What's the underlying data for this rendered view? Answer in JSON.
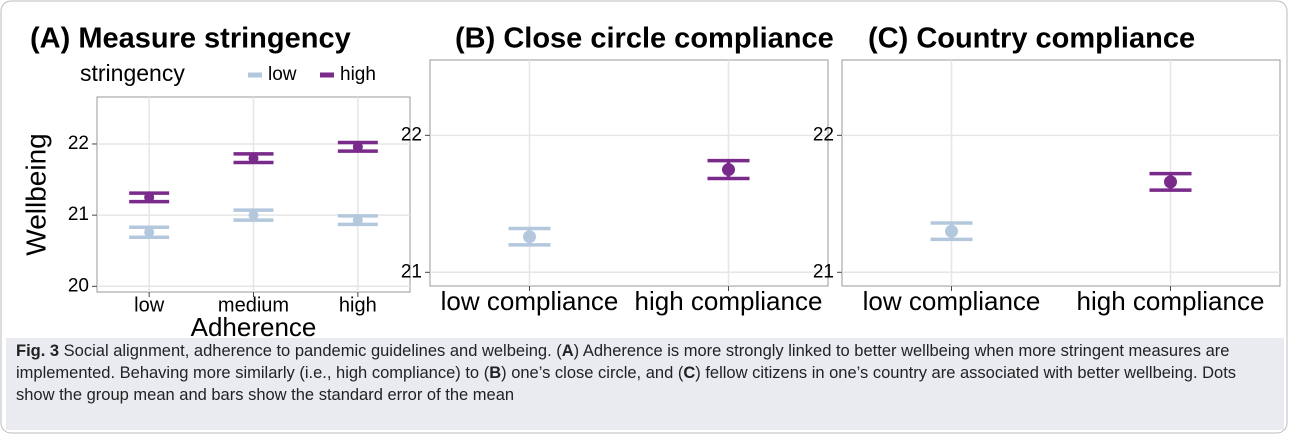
{
  "chart_data": [
    {
      "type": "errorbar",
      "title": "(A) Measure stringency",
      "x_label": "Adherence",
      "y_label": "Wellbeing",
      "legend_title": "stringency",
      "categories": [
        "low",
        "medium",
        "high"
      ],
      "series": [
        {
          "name": "low",
          "color": "#b3c8dd",
          "values": [
            20.76,
            21.0,
            20.93
          ],
          "errors": [
            0.07,
            0.07,
            0.06
          ]
        },
        {
          "name": "high",
          "color": "#7a2a8a",
          "values": [
            21.25,
            21.8,
            21.96
          ],
          "errors": [
            0.06,
            0.06,
            0.06
          ]
        }
      ],
      "ylim": [
        19.92,
        22.66
      ],
      "yticks": [
        20,
        21,
        22
      ],
      "grid": true
    },
    {
      "type": "errorbar",
      "title": "(B) Close circle compliance",
      "categories": [
        "low compliance",
        "high compliance"
      ],
      "values": [
        21.26,
        21.75
      ],
      "errors": [
        0.06,
        0.065
      ],
      "colors": [
        "#b3c8dd",
        "#7a2a8a"
      ],
      "ylim": [
        20.9,
        22.55
      ],
      "yticks": [
        21,
        22
      ],
      "grid": true
    },
    {
      "type": "errorbar",
      "title": "(C) Country compliance",
      "categories": [
        "low compliance",
        "high compliance"
      ],
      "values": [
        21.3,
        21.66
      ],
      "errors": [
        0.06,
        0.06
      ],
      "colors": [
        "#b3c8dd",
        "#7a2a8a"
      ],
      "ylim": [
        20.9,
        22.55
      ],
      "yticks": [
        21,
        22
      ],
      "grid": true
    }
  ],
  "caption": {
    "label": "Fig. 3",
    "parts": [
      " Social alignment, adherence to pandemic guidelines and welbeing. (",
      "A",
      ") Adherence is more strongly linked to better wellbeing when more stringent measures are implemented. Behaving more similarly (i.e., high compliance) to (",
      "B",
      ") one’s close circle, and (",
      "C",
      ") fellow citizens in one’s country are associated with better wellbeing. Dots show the group mean and bars show the standard error of the mean"
    ]
  }
}
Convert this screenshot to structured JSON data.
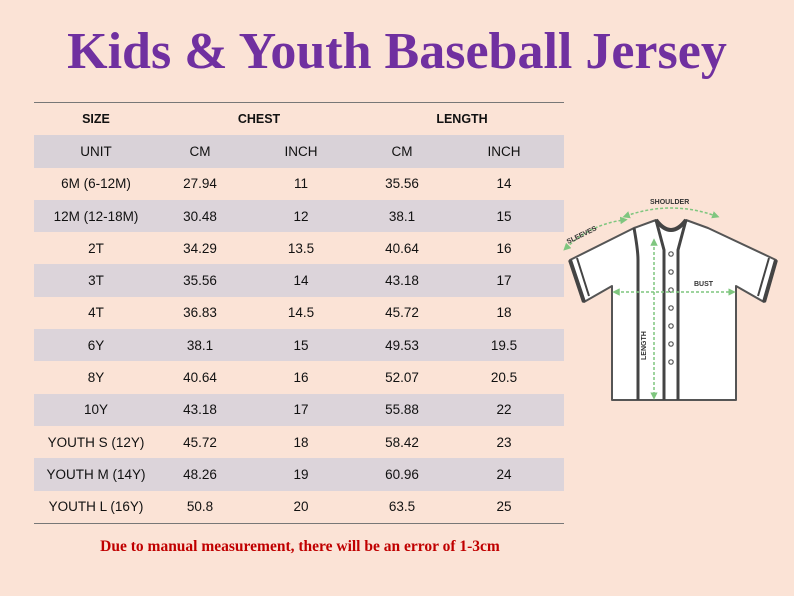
{
  "title": "Kids & Youth Baseball Jersey",
  "table": {
    "header": {
      "size": "SIZE",
      "chest": "CHEST",
      "length": "LENGTH"
    },
    "units": [
      "UNIT",
      "CM",
      "INCH",
      "CM",
      "INCH"
    ],
    "rows": [
      [
        "6M (6-12M)",
        "27.94",
        "11",
        "35.56",
        "14"
      ],
      [
        "12M (12-18M)",
        "30.48",
        "12",
        "38.1",
        "15"
      ],
      [
        "2T",
        "34.29",
        "13.5",
        "40.64",
        "16"
      ],
      [
        "3T",
        "35.56",
        "14",
        "43.18",
        "17"
      ],
      [
        "4T",
        "36.83",
        "14.5",
        "45.72",
        "18"
      ],
      [
        "6Y",
        "38.1",
        "15",
        "49.53",
        "19.5"
      ],
      [
        "8Y",
        "40.64",
        "16",
        "52.07",
        "20.5"
      ],
      [
        "10Y",
        "43.18",
        "17",
        "55.88",
        "22"
      ],
      [
        "YOUTH S (12Y)",
        "45.72",
        "18",
        "58.42",
        "23"
      ],
      [
        "YOUTH M (14Y)",
        "48.26",
        "19",
        "60.96",
        "24"
      ],
      [
        "YOUTH L (16Y)",
        "50.8",
        "20",
        "63.5",
        "25"
      ]
    ]
  },
  "diagram": {
    "shoulder": "SHOULDER",
    "sleeves": "SLEEVES",
    "bust": "BUST",
    "length": "LENGTH"
  },
  "note": "Due to manual measurement, there will be an error of 1-3cm",
  "colors": {
    "title": "#7030a0",
    "note": "#c00000",
    "band": "#dcd4da",
    "background": "#fbe3d6"
  }
}
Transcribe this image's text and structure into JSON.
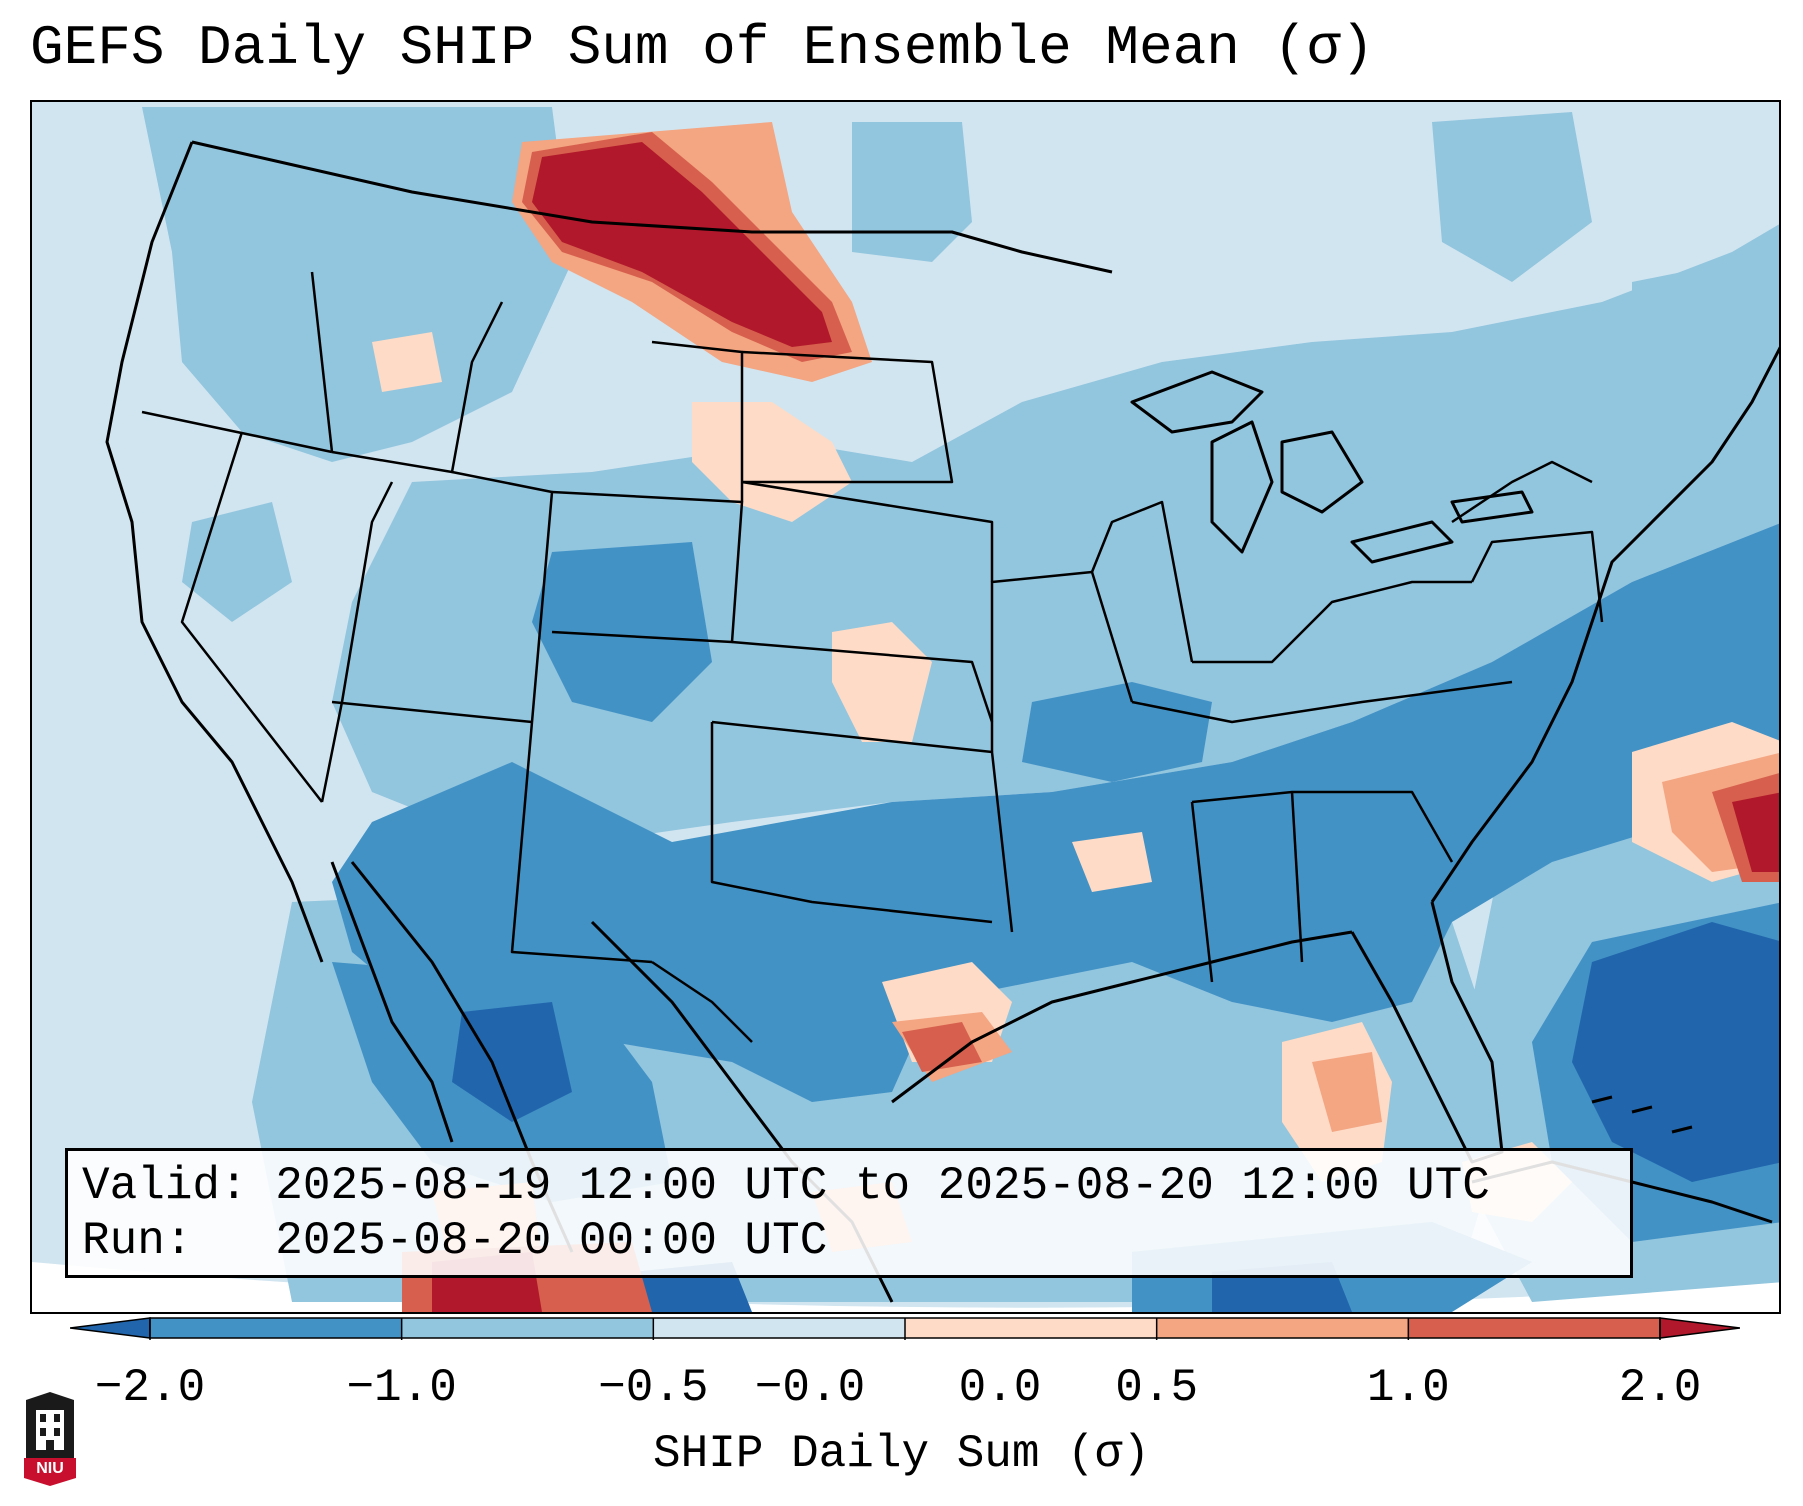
{
  "title": "GEFS Daily SHIP Sum of Ensemble Mean (σ)",
  "info": {
    "valid_label": "Valid:",
    "valid_value": "2025-08-19 12:00 UTC to 2025-08-20 12:00 UTC",
    "run_label": "Run:",
    "run_value": "2025-08-20 00:00 UTC"
  },
  "colorbar": {
    "label": "SHIP Daily Sum (σ)",
    "ticks": [
      "−2.0",
      "−1.0",
      "−0.5",
      "−0.0",
      "0.0",
      "0.5",
      "1.0",
      "2.0"
    ],
    "colors": [
      "#4292c6",
      "#92c5de",
      "#d1e5f0",
      "#fddbc7",
      "#f4a582",
      "#d6604d"
    ],
    "under_color": "#2166ac",
    "over_color": "#b2182b"
  },
  "palette": {
    "ocean_background": "#d1e5f0",
    "low_strong": "#2166ac",
    "low": "#4292c6",
    "low_moderate": "#92c5de",
    "near_zero_low": "#d1e5f0",
    "near_zero_high": "#fddbc7",
    "high_moderate": "#f4a582",
    "high": "#d6604d",
    "high_strong": "#b2182b"
  },
  "logo": {
    "text": "NIU",
    "color": "#c8102e",
    "icon": "university-seal-icon"
  }
}
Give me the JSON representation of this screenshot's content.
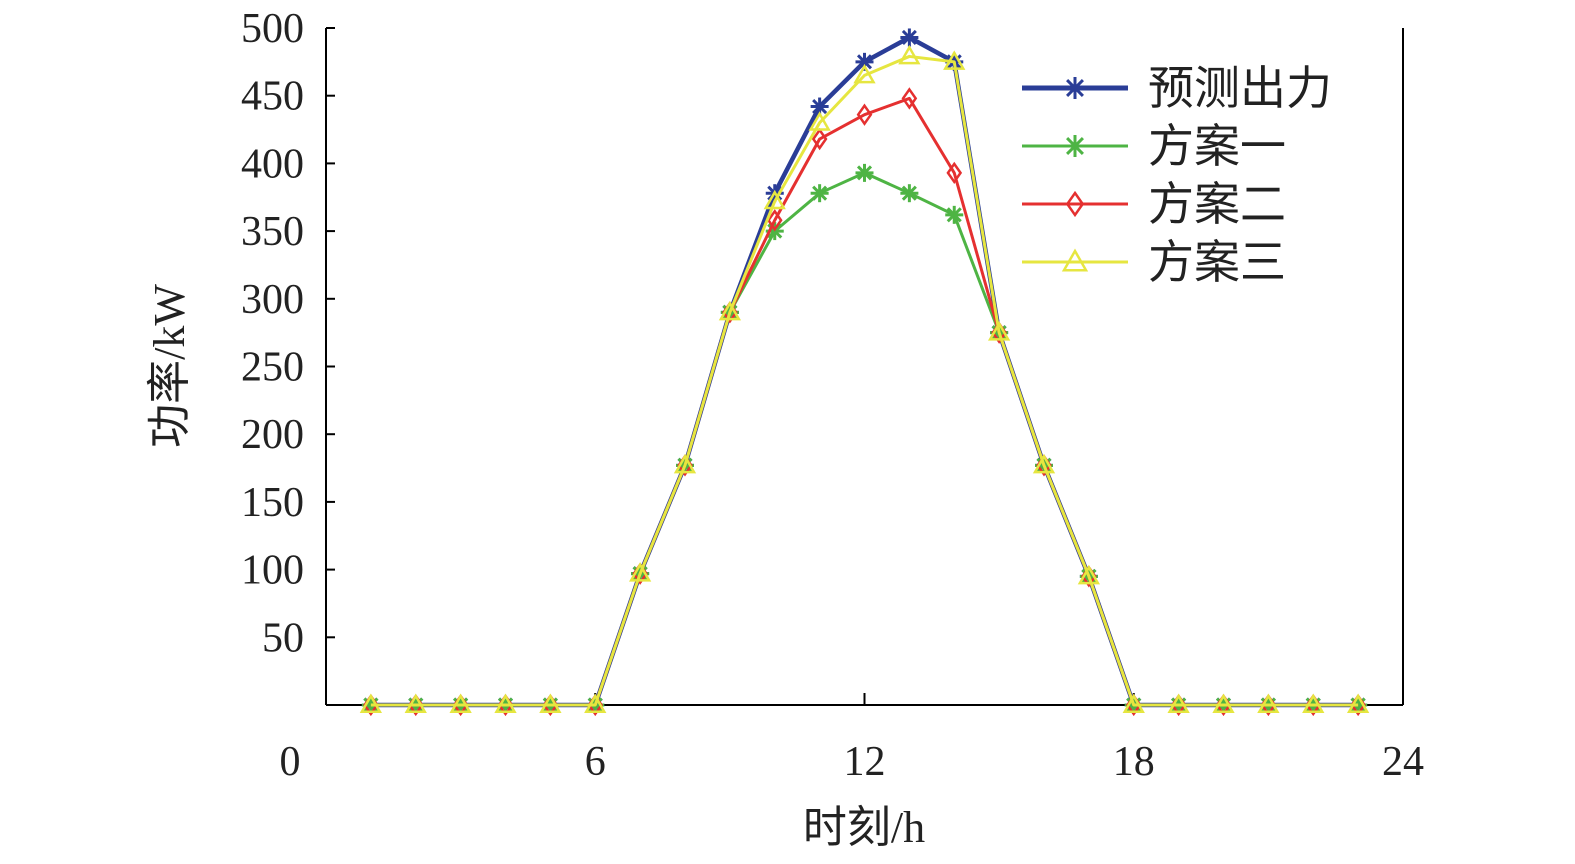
{
  "chart_data": {
    "type": "line",
    "title": "",
    "xlabel": "时刻/h",
    "ylabel": "功率/kW",
    "xlim": [
      0,
      24
    ],
    "ylim": [
      0,
      500
    ],
    "xticks": [
      0,
      6,
      12,
      18,
      24
    ],
    "yticks": [
      50,
      100,
      150,
      200,
      250,
      300,
      350,
      400,
      450,
      500
    ],
    "grid": false,
    "legend": "top-right",
    "x": [
      1,
      2,
      3,
      4,
      5,
      6,
      7,
      8,
      9,
      10,
      11,
      12,
      13,
      14,
      15,
      16,
      17,
      18,
      19,
      20,
      21,
      22,
      23,
      24
    ],
    "series": [
      {
        "name": "预测出力",
        "color": "#2a3d97",
        "marker": "asterisk",
        "values": [
          0,
          0,
          0,
          0,
          0,
          0,
          97,
          177,
          290,
          378,
          442,
          475,
          493,
          475,
          275,
          177,
          95,
          0,
          0,
          0,
          0,
          0,
          0,
          0
        ]
      },
      {
        "name": "方案一",
        "color": "#4eb444",
        "marker": "asterisk",
        "values": [
          0,
          0,
          0,
          0,
          0,
          0,
          97,
          177,
          290,
          350,
          378,
          393,
          378,
          362,
          275,
          177,
          95,
          0,
          0,
          0,
          0,
          0,
          0,
          0
        ]
      },
      {
        "name": "方案二",
        "color": "#e53030",
        "marker": "diamond",
        "values": [
          0,
          0,
          0,
          0,
          0,
          0,
          97,
          177,
          290,
          358,
          418,
          436,
          448,
          393,
          275,
          177,
          95,
          0,
          0,
          0,
          0,
          0,
          0,
          0
        ]
      },
      {
        "name": "方案三",
        "color": "#e6e640",
        "marker": "triangle",
        "values": [
          0,
          0,
          0,
          0,
          0,
          0,
          97,
          177,
          290,
          372,
          430,
          465,
          479,
          475,
          275,
          177,
          95,
          0,
          0,
          0,
          0,
          0,
          0,
          0
        ]
      }
    ]
  }
}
==================================================
### The task
Every entry above should be duplicated exactly. Do not include the images.

### Reply to the exercise
What's the underlying data for this rendered view? Answer in JSON.
{
  "chart_data": [
    {
      "type": "errorbar",
      "title": "(A) Measure stringency",
      "x_label": "Adherence",
      "y_label": "Wellbeing",
      "legend_title": "stringency",
      "categories": [
        "low",
        "medium",
        "high"
      ],
      "series": [
        {
          "name": "low",
          "color": "#b3c8dd",
          "values": [
            20.76,
            21.0,
            20.93
          ],
          "errors": [
            0.07,
            0.07,
            0.06
          ]
        },
        {
          "name": "high",
          "color": "#7a2a8a",
          "values": [
            21.25,
            21.8,
            21.96
          ],
          "errors": [
            0.06,
            0.06,
            0.06
          ]
        }
      ],
      "ylim": [
        19.92,
        22.66
      ],
      "yticks": [
        20,
        21,
        22
      ],
      "grid": true
    },
    {
      "type": "errorbar",
      "title": "(B) Close circle compliance",
      "categories": [
        "low compliance",
        "high compliance"
      ],
      "values": [
        21.26,
        21.75
      ],
      "errors": [
        0.06,
        0.065
      ],
      "colors": [
        "#b3c8dd",
        "#7a2a8a"
      ],
      "ylim": [
        20.9,
        22.55
      ],
      "yticks": [
        21,
        22
      ],
      "grid": true
    },
    {
      "type": "errorbar",
      "title": "(C) Country compliance",
      "categories": [
        "low compliance",
        "high compliance"
      ],
      "values": [
        21.3,
        21.66
      ],
      "errors": [
        0.06,
        0.06
      ],
      "colors": [
        "#b3c8dd",
        "#7a2a8a"
      ],
      "ylim": [
        20.9,
        22.55
      ],
      "yticks": [
        21,
        22
      ],
      "grid": true
    }
  ],
  "caption": {
    "label": "Fig. 3",
    "parts": [
      " Social alignment, adherence to pandemic guidelines and welbeing. (",
      "A",
      ") Adherence is more strongly linked to better wellbeing when more stringent measures are implemented. Behaving more similarly (i.e., high compliance) to (",
      "B",
      ") one’s close circle, and (",
      "C",
      ") fellow citizens in one’s country are associated with better wellbeing. Dots show the group mean and bars show the standard error of the mean"
    ]
  }
}
Convert this screenshot to structured JSON data.
{
  "title": "Kids & Youth Baseball Jersey",
  "table": {
    "header": {
      "size": "SIZE",
      "chest": "CHEST",
      "length": "LENGTH"
    },
    "units": [
      "UNIT",
      "CM",
      "INCH",
      "CM",
      "INCH"
    ],
    "rows": [
      [
        "6M (6-12M)",
        "27.94",
        "11",
        "35.56",
        "14"
      ],
      [
        "12M (12-18M)",
        "30.48",
        "12",
        "38.1",
        "15"
      ],
      [
        "2T",
        "34.29",
        "13.5",
        "40.64",
        "16"
      ],
      [
        "3T",
        "35.56",
        "14",
        "43.18",
        "17"
      ],
      [
        "4T",
        "36.83",
        "14.5",
        "45.72",
        "18"
      ],
      [
        "6Y",
        "38.1",
        "15",
        "49.53",
        "19.5"
      ],
      [
        "8Y",
        "40.64",
        "16",
        "52.07",
        "20.5"
      ],
      [
        "10Y",
        "43.18",
        "17",
        "55.88",
        "22"
      ],
      [
        "YOUTH S (12Y)",
        "45.72",
        "18",
        "58.42",
        "23"
      ],
      [
        "YOUTH M (14Y)",
        "48.26",
        "19",
        "60.96",
        "24"
      ],
      [
        "YOUTH L (16Y)",
        "50.8",
        "20",
        "63.5",
        "25"
      ]
    ]
  },
  "diagram": {
    "shoulder": "SHOULDER",
    "sleeves": "SLEEVES",
    "bust": "BUST",
    "length": "LENGTH"
  },
  "note": "Due to manual measurement, there will be an error of 1-3cm",
  "colors": {
    "title": "#7030a0",
    "note": "#c00000",
    "band": "#dcd4da",
    "background": "#fbe3d6"
  }
}
Transcribe this image's text and structure into JSON.
{
  "title": "GEFS Daily SHIP Sum of Ensemble Mean (σ)",
  "info": {
    "valid_label": "Valid:",
    "valid_value": "2025-08-19 12:00 UTC to 2025-08-20 12:00 UTC",
    "run_label": "Run:",
    "run_value": "2025-08-20 00:00 UTC"
  },
  "colorbar": {
    "label": "SHIP Daily Sum (σ)",
    "ticks": [
      "−2.0",
      "−1.0",
      "−0.5",
      "−0.0",
      "0.0",
      "0.5",
      "1.0",
      "2.0"
    ],
    "colors": [
      "#4292c6",
      "#92c5de",
      "#d1e5f0",
      "#fddbc7",
      "#f4a582",
      "#d6604d"
    ],
    "under_color": "#2166ac",
    "over_color": "#b2182b"
  },
  "palette": {
    "ocean_background": "#d1e5f0",
    "low_strong": "#2166ac",
    "low": "#4292c6",
    "low_moderate": "#92c5de",
    "near_zero_low": "#d1e5f0",
    "near_zero_high": "#fddbc7",
    "high_moderate": "#f4a582",
    "high": "#d6604d",
    "high_strong": "#b2182b"
  },
  "logo": {
    "text": "NIU",
    "color": "#c8102e",
    "icon": "university-seal-icon"
  }
}
Give me the JSON representation of this screenshot's content.
{
  "chart_data": {
    "type": "line",
    "title": "",
    "xlabel": "时刻/h",
    "ylabel": "功率/kW",
    "xlim": [
      0,
      24
    ],
    "ylim": [
      0,
      500
    ],
    "xticks": [
      0,
      6,
      12,
      18,
      24
    ],
    "yticks": [
      50,
      100,
      150,
      200,
      250,
      300,
      350,
      400,
      450,
      500
    ],
    "grid": false,
    "legend": "top-right",
    "x": [
      1,
      2,
      3,
      4,
      5,
      6,
      7,
      8,
      9,
      10,
      11,
      12,
      13,
      14,
      15,
      16,
      17,
      18,
      19,
      20,
      21,
      22,
      23,
      24
    ],
    "series": [
      {
        "name": "预测出力",
        "color": "#2a3d97",
        "marker": "asterisk",
        "values": [
          0,
          0,
          0,
          0,
          0,
          0,
          97,
          177,
          290,
          378,
          442,
          475,
          493,
          475,
          275,
          177,
          95,
          0,
          0,
          0,
          0,
          0,
          0,
          0
        ]
      },
      {
        "name": "方案一",
        "color": "#4eb444",
        "marker": "asterisk",
        "values": [
          0,
          0,
          0,
          0,
          0,
          0,
          97,
          177,
          290,
          350,
          378,
          393,
          378,
          362,
          275,
          177,
          95,
          0,
          0,
          0,
          0,
          0,
          0,
          0
        ]
      },
      {
        "name": "方案二",
        "color": "#e53030",
        "marker": "diamond",
        "values": [
          0,
          0,
          0,
          0,
          0,
          0,
          97,
          177,
          290,
          358,
          418,
          436,
          448,
          393,
          275,
          177,
          95,
          0,
          0,
          0,
          0,
          0,
          0,
          0
        ]
      },
      {
        "name": "方案三",
        "color": "#e6e640",
        "marker": "triangle",
        "values": [
          0,
          0,
          0,
          0,
          0,
          0,
          97,
          177,
          290,
          372,
          430,
          465,
          479,
          475,
          275,
          177,
          95,
          0,
          0,
          0,
          0,
          0,
          0,
          0
        ]
      }
    ]
  }
}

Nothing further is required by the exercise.